Work to be completed:
Write out the listing in full, matching it word for word.

Records:
....................

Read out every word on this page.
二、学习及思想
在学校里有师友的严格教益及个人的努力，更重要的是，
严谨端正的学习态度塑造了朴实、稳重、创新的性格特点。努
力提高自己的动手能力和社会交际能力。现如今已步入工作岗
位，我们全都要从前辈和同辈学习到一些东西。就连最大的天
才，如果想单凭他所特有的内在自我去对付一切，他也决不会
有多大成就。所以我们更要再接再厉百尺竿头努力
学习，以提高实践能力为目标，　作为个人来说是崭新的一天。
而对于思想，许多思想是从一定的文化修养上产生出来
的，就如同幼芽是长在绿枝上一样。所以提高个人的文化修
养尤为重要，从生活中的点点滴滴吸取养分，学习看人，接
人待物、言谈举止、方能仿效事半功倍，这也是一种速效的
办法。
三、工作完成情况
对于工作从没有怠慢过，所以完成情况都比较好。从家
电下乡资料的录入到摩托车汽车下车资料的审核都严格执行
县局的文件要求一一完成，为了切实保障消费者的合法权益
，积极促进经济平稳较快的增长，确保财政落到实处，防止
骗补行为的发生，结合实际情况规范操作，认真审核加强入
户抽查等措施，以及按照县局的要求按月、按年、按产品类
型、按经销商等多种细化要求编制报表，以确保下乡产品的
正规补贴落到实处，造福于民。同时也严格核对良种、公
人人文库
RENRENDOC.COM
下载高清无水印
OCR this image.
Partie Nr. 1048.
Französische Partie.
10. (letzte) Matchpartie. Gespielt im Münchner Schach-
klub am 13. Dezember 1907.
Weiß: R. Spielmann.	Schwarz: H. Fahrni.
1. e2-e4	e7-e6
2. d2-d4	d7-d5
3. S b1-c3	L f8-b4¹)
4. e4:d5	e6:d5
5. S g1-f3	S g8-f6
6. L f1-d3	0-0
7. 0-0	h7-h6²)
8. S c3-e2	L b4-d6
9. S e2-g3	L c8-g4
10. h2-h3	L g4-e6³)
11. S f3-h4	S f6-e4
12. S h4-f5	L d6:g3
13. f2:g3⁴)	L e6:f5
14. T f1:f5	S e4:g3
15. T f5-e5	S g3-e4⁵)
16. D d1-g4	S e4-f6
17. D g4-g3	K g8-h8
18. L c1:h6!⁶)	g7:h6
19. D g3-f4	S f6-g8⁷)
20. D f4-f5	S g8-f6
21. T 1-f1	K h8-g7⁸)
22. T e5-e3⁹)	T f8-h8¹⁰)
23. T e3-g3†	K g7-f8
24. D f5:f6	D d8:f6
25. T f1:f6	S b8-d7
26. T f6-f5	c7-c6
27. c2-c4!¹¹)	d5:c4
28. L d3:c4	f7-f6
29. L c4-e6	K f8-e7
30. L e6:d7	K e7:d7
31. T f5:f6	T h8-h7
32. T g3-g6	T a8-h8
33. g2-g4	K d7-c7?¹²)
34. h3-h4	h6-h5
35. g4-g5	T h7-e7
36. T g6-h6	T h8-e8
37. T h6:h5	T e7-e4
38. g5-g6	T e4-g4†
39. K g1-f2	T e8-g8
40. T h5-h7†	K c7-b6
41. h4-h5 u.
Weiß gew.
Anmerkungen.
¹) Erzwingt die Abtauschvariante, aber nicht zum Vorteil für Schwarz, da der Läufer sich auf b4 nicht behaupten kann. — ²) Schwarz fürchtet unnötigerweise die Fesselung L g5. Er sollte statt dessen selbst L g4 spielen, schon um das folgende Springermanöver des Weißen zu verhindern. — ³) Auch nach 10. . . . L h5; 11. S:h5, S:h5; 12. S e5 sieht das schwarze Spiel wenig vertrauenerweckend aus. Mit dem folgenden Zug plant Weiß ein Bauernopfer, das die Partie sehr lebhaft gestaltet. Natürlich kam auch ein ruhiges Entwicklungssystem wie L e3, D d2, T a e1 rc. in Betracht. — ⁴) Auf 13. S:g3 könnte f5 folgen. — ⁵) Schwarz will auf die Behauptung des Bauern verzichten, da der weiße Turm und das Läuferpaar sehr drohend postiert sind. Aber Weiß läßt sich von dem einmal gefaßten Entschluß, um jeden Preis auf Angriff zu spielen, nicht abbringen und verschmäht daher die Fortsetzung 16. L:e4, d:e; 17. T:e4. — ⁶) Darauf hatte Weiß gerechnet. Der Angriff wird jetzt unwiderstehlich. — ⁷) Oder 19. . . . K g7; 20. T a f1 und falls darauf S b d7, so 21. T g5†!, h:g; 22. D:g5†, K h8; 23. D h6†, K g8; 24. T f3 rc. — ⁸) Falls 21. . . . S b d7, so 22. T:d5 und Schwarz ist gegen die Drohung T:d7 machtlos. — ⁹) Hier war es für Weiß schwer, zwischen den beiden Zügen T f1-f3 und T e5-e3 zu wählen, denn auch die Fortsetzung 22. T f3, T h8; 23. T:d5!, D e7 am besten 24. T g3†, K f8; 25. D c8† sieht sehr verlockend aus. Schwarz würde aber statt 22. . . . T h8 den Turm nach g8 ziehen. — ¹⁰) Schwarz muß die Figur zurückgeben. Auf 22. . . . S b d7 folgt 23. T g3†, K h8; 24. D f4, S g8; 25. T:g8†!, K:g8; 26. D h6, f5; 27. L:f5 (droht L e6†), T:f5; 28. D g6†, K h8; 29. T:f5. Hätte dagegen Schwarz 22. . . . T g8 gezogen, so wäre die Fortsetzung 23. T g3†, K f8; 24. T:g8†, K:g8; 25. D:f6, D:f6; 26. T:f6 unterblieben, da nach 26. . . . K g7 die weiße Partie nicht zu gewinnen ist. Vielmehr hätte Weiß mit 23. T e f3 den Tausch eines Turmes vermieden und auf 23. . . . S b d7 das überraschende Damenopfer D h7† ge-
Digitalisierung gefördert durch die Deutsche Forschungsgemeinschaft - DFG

....................

Solution to the exercise:
Read out every word on this page.
二、学习及思想
在学校里有师友的严格教益及个人的努力，更重要的是，
严谨端正的学习态度塑造了朴实、稳重、创新的性格特点。努
力提高自己的动手能力和社会交际能力。现如今已步入工作岗
位，我们全都要从前辈和同辈学习到一些东西。就连最大的天
才，如果想单凭他所特有的内在自我去对付一切，他也决不会
有多大成就。所以我们更要再接再厉百尺竿头努力
学习，以提高实践能力为目标，　作为个人来说是崭新的一天。
而对于思想，许多思想是从一定的文化修养上产生出来
的，就如同幼芽是长在绿枝上一样。所以提高个人的文化修
养尤为重要，从生活中的点点滴滴吸取养分，学习看人，接
人待物、言谈举止、方能仿效事半功倍，这也是一种速效的
办法。
三、工作完成情况
对于工作从没有怠慢过，所以完成情况都比较好。从家
电下乡资料的录入到摩托车汽车下车资料的审核都严格执行
县局的文件要求一一完成，为了切实保障消费者的合法权益
，积极促进经济平稳较快的增长，确保财政落到实处，防止
骗补行为的发生，结合实际情况规范操作，认真审核加强入
户抽查等措施，以及按照县局的要求按月、按年、按产品类
型、按经销商等多种细化要求编制报表，以确保下乡产品的
正规补贴落到实处，造福于民。同时也严格核对良种、公
人人文库
RENRENDOC.COM
下载高清无水印
OCR this image.
Partie Nr. 1048.
Französische Partie.
10. (letzte) Matchpartie. Gespielt im Münchner Schach-
klub am 13. Dezember 1907.
Weiß: R. Spielmann.	Schwarz: H. Fahrni.
1. e2-e4	e7-e6
2. d2-d4	d7-d5
3. S b1-c3	L f8-b4¹)
4. e4:d5	e6:d5
5. S g1-f3	S g8-f6
6. L f1-d3	0-0
7. 0-0	h7-h6²)
8. S c3-e2	L b4-d6
9. S e2-g3	L c8-g4
10. h2-h3	L g4-e6³)
11. S f3-h4	S f6-e4
12. S h4-f5	L d6:g3
13. f2:g3⁴)	L e6:f5
14. T f1:f5	S e4:g3
15. T f5-e5	S g3-e4⁵)
16. D d1-g4	S e4-f6
17. D g4-g3	K g8-h8
18. L c1:h6!⁶)	g7:h6
19. D g3-f4	S f6-g8⁷)
20. D f4-f5	S g8-f6
21. T 1-f1	K h8-g7⁸)
22. T e5-e3⁹)	T f8-h8¹⁰)
23. T e3-g3†	K g7-f8
24. D f5:f6	D d8:f6
25. T f1:f6	S b8-d7
26. T f6-f5	c7-c6
27. c2-c4!¹¹)	d5:c4
28. L d3:c4	f7-f6
29. L c4-e6	K f8-e7
30. L e6:d7	K e7:d7
31. T f5:f6	T h8-h7
32. T g3-g6	T a8-h8
33. g2-g4	K d7-c7?¹²)
34. h3-h4	h6-h5
35. g4-g5	T h7-e7
36. T g6-h6	T h8-e8
37. T h6:h5	T e7-e4
38. g5-g6	T e4-g4†
39. K g1-f2	T e8-g8
40. T h5-h7†	K c7-b6
41. h4-h5 u.
Weiß gew.
Anmerkungen.
¹) Erzwingt die Abtauschvariante, aber nicht zum Vorteil für Schwarz, da der Läufer sich auf b4 nicht behaupten kann. — ²) Schwarz fürchtet unnötigerweise die Fesselung L g5. Er sollte statt dessen selbst L g4 spielen, schon um das folgende Springermanöver des Weißen zu verhindern. — ³) Auch nach 10. . . . L h5; 11. S:h5, S:h5; 12. S e5 sieht das schwarze Spiel wenig vertrauenerweckend aus. Mit dem folgenden Zug plant Weiß ein Bauernopfer, das die Partie sehr lebhaft gestaltet. Natürlich kam auch ein ruhiges Entwicklungssystem wie L e3, D d2, T a e1 rc. in Betracht. — ⁴) Auf 13. S:g3 könnte f5 folgen. — ⁵) Schwarz will auf die Behauptung des Bauern verzichten, da der weiße Turm und das Läuferpaar sehr drohend postiert sind. Aber Weiß läßt sich von dem einmal gefaßten Entschluß, um jeden Preis auf Angriff zu spielen, nicht abbringen und verschmäht daher die Fortsetzung 16. L:e4, d:e; 17. T:e4. — ⁶) Darauf hatte Weiß gerechnet. Der Angriff wird jetzt unwiderstehlich. — ⁷) Oder 19. . . . K g7; 20. T a f1 und falls darauf S b d7, so 21. T g5†!, h:g; 22. D:g5†, K h8; 23. D h6†, K g8; 24. T f3 rc. — ⁸) Falls 21. . . . S b d7, so 22. T:d5 und Schwarz ist gegen die Drohung T:d7 machtlos. — ⁹) Hier war es für Weiß schwer, zwischen den beiden Zügen T f1-f3 und T e5-e3 zu wählen, denn auch die Fortsetzung 22. T f3, T h8; 23. T:d5!, D e7 am besten 24. T g3†, K f8; 25. D c8† sieht sehr verlockend aus. Schwarz würde aber statt 22. . . . T h8 den Turm nach g8 ziehen. — ¹⁰) Schwarz muß die Figur zurückgeben. Auf 22. . . . S b d7 folgt 23. T g3†, K h8; 24. D f4, S g8; 25. T:g8†!, K:g8; 26. D h6, f5; 27. L:f5 (droht L e6†), T:f5; 28. D g6†, K h8; 29. T:f5. Hätte dagegen Schwarz 22. . . . T g8 gezogen, so wäre die Fortsetzung 23. T g3†, K f8; 24. T:g8†, K:g8; 25. D:f6, D:f6; 26. T:f6 unterblieben, da nach 26. . . . K g7 die weiße Partie nicht zu gewinnen ist. Vielmehr hätte Weiß mit 23. T e f3 den Tausch eines Turmes vermieden und auf 23. . . . S b d7 das überraschende Damenopfer D h7† ge-
Digitalisierung gefördert durch die Deutsche Forschungsgemeinschaft - DFG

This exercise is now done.